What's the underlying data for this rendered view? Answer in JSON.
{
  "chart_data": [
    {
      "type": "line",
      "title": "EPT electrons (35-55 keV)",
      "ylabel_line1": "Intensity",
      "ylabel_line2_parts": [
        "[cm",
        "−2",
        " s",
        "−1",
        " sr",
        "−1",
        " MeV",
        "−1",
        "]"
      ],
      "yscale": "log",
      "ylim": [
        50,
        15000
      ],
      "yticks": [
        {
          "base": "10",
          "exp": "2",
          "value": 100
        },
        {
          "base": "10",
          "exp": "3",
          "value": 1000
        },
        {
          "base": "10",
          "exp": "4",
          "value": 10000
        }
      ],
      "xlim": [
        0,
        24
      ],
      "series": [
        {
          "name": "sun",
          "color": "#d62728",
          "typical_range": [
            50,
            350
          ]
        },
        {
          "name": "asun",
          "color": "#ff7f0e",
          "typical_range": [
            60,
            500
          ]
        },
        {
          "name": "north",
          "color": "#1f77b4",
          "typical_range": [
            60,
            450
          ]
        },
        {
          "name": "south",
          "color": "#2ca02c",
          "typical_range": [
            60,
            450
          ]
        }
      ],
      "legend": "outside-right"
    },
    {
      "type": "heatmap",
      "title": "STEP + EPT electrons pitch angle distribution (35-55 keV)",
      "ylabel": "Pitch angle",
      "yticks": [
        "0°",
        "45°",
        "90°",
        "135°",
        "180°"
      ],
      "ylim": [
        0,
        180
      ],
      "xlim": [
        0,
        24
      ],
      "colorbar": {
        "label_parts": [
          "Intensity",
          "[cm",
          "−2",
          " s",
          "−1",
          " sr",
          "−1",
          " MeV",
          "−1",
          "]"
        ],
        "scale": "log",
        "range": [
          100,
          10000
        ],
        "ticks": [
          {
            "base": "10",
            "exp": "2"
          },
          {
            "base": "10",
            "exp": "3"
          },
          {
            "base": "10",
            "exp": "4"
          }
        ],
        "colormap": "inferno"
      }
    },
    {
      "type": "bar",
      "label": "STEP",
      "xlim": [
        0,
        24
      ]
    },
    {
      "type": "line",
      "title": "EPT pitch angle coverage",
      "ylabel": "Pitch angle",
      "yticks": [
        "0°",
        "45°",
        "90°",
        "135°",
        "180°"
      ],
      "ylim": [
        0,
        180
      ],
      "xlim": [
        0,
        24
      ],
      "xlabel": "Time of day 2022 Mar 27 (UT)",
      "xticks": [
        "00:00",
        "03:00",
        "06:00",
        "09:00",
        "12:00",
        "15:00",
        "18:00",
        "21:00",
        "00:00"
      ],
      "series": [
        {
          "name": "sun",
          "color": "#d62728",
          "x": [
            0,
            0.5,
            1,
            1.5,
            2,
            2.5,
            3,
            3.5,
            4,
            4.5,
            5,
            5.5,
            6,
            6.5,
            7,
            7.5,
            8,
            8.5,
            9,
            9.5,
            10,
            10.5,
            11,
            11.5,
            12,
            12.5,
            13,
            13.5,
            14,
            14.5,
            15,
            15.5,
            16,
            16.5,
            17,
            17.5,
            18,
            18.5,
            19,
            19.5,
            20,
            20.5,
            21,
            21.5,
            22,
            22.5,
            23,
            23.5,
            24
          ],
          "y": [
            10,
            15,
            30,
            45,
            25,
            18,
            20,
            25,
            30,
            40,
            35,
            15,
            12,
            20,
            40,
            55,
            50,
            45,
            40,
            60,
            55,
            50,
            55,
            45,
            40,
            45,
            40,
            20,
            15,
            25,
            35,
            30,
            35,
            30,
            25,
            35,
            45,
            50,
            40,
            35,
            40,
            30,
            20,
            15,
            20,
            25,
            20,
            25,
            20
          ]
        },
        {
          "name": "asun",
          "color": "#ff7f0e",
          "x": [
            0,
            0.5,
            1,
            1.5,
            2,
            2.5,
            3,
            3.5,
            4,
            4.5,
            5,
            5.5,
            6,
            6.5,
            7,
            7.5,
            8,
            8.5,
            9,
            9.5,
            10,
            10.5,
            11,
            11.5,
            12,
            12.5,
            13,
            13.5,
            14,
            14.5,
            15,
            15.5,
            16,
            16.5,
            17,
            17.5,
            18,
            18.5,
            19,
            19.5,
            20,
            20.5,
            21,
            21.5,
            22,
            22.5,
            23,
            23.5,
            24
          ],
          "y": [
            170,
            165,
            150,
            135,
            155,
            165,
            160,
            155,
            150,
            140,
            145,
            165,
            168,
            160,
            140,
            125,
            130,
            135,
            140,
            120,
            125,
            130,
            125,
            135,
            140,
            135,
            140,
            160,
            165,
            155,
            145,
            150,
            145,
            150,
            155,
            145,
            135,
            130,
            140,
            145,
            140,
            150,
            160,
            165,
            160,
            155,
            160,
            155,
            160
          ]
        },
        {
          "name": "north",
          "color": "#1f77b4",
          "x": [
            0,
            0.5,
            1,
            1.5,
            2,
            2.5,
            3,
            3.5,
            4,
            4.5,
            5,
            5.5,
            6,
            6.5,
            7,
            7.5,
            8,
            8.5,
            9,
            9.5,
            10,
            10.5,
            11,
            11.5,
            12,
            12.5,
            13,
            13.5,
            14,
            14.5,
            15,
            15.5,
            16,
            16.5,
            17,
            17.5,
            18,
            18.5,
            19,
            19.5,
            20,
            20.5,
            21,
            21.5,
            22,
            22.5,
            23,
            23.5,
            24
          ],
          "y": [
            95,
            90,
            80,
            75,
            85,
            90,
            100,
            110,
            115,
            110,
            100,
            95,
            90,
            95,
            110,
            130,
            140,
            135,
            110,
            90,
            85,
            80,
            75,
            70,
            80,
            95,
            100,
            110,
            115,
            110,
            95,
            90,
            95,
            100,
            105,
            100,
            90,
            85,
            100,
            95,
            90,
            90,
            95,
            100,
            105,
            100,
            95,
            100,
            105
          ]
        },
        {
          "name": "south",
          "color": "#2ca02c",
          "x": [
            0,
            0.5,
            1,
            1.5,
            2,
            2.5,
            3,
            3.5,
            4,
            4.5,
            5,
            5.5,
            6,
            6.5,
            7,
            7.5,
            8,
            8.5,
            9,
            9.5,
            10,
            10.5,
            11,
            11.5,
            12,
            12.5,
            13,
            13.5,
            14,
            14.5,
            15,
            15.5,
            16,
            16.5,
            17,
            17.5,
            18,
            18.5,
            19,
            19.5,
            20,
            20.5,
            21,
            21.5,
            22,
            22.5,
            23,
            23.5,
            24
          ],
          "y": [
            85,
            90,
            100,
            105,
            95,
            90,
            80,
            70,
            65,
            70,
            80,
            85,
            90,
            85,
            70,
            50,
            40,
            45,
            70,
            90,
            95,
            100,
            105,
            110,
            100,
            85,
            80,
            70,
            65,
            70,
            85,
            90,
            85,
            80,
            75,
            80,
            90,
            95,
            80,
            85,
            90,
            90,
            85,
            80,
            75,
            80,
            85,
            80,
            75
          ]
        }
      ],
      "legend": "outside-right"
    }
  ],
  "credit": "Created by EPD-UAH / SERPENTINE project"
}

────────────────────────────────────────

From the material above, count the lines that include "title" and give only the total.

FINISHED EXERCISE — 3